CHALLENGE: Give every entry again, word for word and in full.

Records from a data source:
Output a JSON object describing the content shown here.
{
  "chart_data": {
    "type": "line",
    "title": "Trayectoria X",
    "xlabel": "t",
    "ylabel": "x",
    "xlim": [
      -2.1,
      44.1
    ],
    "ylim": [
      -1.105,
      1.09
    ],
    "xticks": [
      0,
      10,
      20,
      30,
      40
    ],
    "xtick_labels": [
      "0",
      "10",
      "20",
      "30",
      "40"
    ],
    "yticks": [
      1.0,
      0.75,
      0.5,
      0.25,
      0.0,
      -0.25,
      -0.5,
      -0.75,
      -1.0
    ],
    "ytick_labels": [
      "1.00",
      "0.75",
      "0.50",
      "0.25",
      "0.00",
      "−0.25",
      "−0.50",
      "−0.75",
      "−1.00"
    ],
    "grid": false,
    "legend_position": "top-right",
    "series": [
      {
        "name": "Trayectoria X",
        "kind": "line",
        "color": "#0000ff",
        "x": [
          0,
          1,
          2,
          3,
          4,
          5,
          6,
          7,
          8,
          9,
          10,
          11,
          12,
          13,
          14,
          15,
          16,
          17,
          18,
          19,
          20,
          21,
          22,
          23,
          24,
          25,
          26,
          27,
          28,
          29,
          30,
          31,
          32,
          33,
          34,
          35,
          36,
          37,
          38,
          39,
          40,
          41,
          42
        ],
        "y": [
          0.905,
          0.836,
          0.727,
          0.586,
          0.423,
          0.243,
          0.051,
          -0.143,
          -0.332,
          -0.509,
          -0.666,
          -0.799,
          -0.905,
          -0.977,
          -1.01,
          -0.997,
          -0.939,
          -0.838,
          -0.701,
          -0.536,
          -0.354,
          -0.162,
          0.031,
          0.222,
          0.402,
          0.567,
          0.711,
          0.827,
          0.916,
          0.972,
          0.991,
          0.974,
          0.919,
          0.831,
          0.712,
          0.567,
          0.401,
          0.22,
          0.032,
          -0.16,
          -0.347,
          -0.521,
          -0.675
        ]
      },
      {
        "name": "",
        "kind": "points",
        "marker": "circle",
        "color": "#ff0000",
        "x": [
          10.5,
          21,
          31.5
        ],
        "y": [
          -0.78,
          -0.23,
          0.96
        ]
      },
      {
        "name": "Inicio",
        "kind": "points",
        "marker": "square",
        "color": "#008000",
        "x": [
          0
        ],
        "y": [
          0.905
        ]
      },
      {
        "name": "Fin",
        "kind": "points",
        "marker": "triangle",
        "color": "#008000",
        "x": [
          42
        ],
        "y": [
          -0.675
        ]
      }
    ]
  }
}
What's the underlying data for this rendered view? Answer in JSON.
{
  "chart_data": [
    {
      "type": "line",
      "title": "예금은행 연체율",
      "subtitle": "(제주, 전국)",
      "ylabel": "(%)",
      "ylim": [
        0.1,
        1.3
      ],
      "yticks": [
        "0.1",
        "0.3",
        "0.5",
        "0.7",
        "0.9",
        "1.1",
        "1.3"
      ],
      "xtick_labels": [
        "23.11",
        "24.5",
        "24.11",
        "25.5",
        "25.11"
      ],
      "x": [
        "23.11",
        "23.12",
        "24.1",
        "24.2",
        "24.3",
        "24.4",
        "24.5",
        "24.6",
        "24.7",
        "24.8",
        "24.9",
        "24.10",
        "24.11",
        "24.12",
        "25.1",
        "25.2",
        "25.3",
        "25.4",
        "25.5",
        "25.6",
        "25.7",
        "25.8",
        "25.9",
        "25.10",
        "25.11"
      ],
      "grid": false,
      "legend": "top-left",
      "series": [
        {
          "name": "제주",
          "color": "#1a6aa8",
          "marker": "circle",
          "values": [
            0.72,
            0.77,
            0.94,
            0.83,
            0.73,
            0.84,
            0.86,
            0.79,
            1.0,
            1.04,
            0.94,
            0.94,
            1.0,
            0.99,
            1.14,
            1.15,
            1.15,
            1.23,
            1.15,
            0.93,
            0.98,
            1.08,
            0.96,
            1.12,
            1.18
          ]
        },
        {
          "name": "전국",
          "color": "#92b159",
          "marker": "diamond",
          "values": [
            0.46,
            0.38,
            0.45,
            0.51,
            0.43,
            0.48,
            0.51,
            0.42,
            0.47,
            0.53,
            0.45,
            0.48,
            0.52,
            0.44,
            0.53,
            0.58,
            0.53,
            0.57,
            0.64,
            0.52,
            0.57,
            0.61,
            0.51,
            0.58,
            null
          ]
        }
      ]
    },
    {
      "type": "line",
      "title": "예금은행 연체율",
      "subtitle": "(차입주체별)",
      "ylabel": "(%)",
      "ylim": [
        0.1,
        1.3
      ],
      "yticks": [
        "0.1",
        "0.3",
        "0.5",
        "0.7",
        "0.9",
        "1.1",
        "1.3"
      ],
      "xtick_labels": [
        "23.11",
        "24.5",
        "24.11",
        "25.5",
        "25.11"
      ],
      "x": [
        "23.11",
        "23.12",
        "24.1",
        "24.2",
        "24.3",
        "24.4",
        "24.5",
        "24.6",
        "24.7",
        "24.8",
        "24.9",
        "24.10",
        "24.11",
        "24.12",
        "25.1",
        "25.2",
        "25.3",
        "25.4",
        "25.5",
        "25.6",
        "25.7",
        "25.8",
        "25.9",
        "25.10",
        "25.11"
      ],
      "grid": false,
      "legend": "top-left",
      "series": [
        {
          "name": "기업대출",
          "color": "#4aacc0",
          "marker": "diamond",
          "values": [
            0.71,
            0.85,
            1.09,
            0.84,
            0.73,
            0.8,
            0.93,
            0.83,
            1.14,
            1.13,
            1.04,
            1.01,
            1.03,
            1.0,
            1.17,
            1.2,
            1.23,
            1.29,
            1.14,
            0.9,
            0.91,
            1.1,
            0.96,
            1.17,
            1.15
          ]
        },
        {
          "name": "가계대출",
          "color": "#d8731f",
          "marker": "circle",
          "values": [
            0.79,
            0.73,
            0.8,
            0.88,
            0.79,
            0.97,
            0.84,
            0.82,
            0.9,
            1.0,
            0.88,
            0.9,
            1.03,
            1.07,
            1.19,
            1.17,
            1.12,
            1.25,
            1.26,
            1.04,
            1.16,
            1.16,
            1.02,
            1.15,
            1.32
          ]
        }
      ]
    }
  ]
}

FINISHED EXERCISE:
Output a JSON object describing the content shown here.
{
  "chart_data": {
    "type": "line",
    "title": "Trayectoria X",
    "xlabel": "t",
    "ylabel": "x",
    "xlim": [
      -2.1,
      44.1
    ],
    "ylim": [
      -1.105,
      1.09
    ],
    "xticks": [
      0,
      10,
      20,
      30,
      40
    ],
    "xtick_labels": [
      "0",
      "10",
      "20",
      "30",
      "40"
    ],
    "yticks": [
      1.0,
      0.75,
      0.5,
      0.25,
      0.0,
      -0.25,
      -0.5,
      -0.75,
      -1.0
    ],
    "ytick_labels": [
      "1.00",
      "0.75",
      "0.50",
      "0.25",
      "0.00",
      "−0.25",
      "−0.50",
      "−0.75",
      "−1.00"
    ],
    "grid": false,
    "legend_position": "top-right",
    "series": [
      {
        "name": "Trayectoria X",
        "kind": "line",
        "color": "#0000ff",
        "x": [
          0,
          1,
          2,
          3,
          4,
          5,
          6,
          7,
          8,
          9,
          10,
          11,
          12,
          13,
          14,
          15,
          16,
          17,
          18,
          19,
          20,
          21,
          22,
          23,
          24,
          25,
          26,
          27,
          28,
          29,
          30,
          31,
          32,
          33,
          34,
          35,
          36,
          37,
          38,
          39,
          40,
          41,
          42
        ],
        "y": [
          0.905,
          0.836,
          0.727,
          0.586,
          0.423,
          0.243,
          0.051,
          -0.143,
          -0.332,
          -0.509,
          -0.666,
          -0.799,
          -0.905,
          -0.977,
          -1.01,
          -0.997,
          -0.939,
          -0.838,
          -0.701,
          -0.536,
          -0.354,
          -0.162,
          0.031,
          0.222,
          0.402,
          0.567,
          0.711,
          0.827,
          0.916,
          0.972,
          0.991,
          0.974,
          0.919,
          0.831,
          0.712,
          0.567,
          0.401,
          0.22,
          0.032,
          -0.16,
          -0.347,
          -0.521,
          -0.675
        ]
      },
      {
        "name": "",
        "kind": "points",
        "marker": "circle",
        "color": "#ff0000",
        "x": [
          10.5,
          21,
          31.5
        ],
        "y": [
          -0.78,
          -0.23,
          0.96
        ]
      },
      {
        "name": "Inicio",
        "kind": "points",
        "marker": "square",
        "color": "#008000",
        "x": [
          0
        ],
        "y": [
          0.905
        ]
      },
      {
        "name": "Fin",
        "kind": "points",
        "marker": "triangle",
        "color": "#008000",
        "x": [
          42
        ],
        "y": [
          -0.675
        ]
      }
    ]
  }
}
What's the underlying data for this rendered view? Answer in JSON.
{
  "chart_data": [
    {
      "type": "line",
      "title": "예금은행 연체율",
      "subtitle": "(제주, 전국)",
      "ylabel": "(%)",
      "ylim": [
        0.1,
        1.3
      ],
      "yticks": [
        "0.1",
        "0.3",
        "0.5",
        "0.7",
        "0.9",
        "1.1",
        "1.3"
      ],
      "xtick_labels": [
        "23.11",
        "24.5",
        "24.11",
        "25.5",
        "25.11"
      ],
      "x": [
        "23.11",
        "23.12",
        "24.1",
        "24.2",
        "24.3",
        "24.4",
        "24.5",
        "24.6",
        "24.7",
        "24.8",
        "24.9",
        "24.10",
        "24.11",
        "24.12",
        "25.1",
        "25.2",
        "25.3",
        "25.4",
        "25.5",
        "25.6",
        "25.7",
        "25.8",
        "25.9",
        "25.10",
        "25.11"
      ],
      "grid": false,
      "legend": "top-left",
      "series": [
        {
          "name": "제주",
          "color": "#1a6aa8",
          "marker": "circle",
          "values": [
            0.72,
            0.77,
            0.94,
            0.83,
            0.73,
            0.84,
            0.86,
            0.79,
            1.0,
            1.04,
            0.94,
            0.94,
            1.0,
            0.99,
            1.14,
            1.15,
            1.15,
            1.23,
            1.15,
            0.93,
            0.98,
            1.08,
            0.96,
            1.12,
            1.18
          ]
        },
        {
          "name": "전국",
          "color": "#92b159",
          "marker": "diamond",
          "values": [
            0.46,
            0.38,
            0.45,
            0.51,
            0.43,
            0.48,
            0.51,
            0.42,
            0.47,
            0.53,
            0.45,
            0.48,
            0.52,
            0.44,
            0.53,
            0.58,
            0.53,
            0.57,
            0.64,
            0.52,
            0.57,
            0.61,
            0.51,
            0.58,
            null
          ]
        }
      ]
    },
    {
      "type": "line",
      "title": "예금은행 연체율",
      "subtitle": "(차입주체별)",
      "ylabel": "(%)",
      "ylim": [
        0.1,
        1.3
      ],
      "yticks": [
        "0.1",
        "0.3",
        "0.5",
        "0.7",
        "0.9",
        "1.1",
        "1.3"
      ],
      "xtick_labels": [
        "23.11",
        "24.5",
        "24.11",
        "25.5",
        "25.11"
      ],
      "x": [
        "23.11",
        "23.12",
        "24.1",
        "24.2",
        "24.3",
        "24.4",
        "24.5",
        "24.6",
        "24.7",
        "24.8",
        "24.9",
        "24.10",
        "24.11",
        "24.12",
        "25.1",
        "25.2",
        "25.3",
        "25.4",
        "25.5",
        "25.6",
        "25.7",
        "25.8",
        "25.9",
        "25.10",
        "25.11"
      ],
      "grid": false,
      "legend": "top-left",
      "series": [
        {
          "name": "기업대출",
          "color": "#4aacc0",
          "marker": "diamond",
          "values": [
            0.71,
            0.85,
            1.09,
            0.84,
            0.73,
            0.8,
            0.93,
            0.83,
            1.14,
            1.13,
            1.04,
            1.01,
            1.03,
            1.0,
            1.17,
            1.2,
            1.23,
            1.29,
            1.14,
            0.9,
            0.91,
            1.1,
            0.96,
            1.17,
            1.15
          ]
        },
        {
          "name": "가계대출",
          "color": "#d8731f",
          "marker": "circle",
          "values": [
            0.79,
            0.73,
            0.8,
            0.88,
            0.79,
            0.97,
            0.84,
            0.82,
            0.9,
            1.0,
            0.88,
            0.9,
            1.03,
            1.07,
            1.19,
            1.17,
            1.12,
            1.25,
            1.26,
            1.04,
            1.16,
            1.16,
            1.02,
            1.15,
            1.32
          ]
        }
      ]
    }
  ]
}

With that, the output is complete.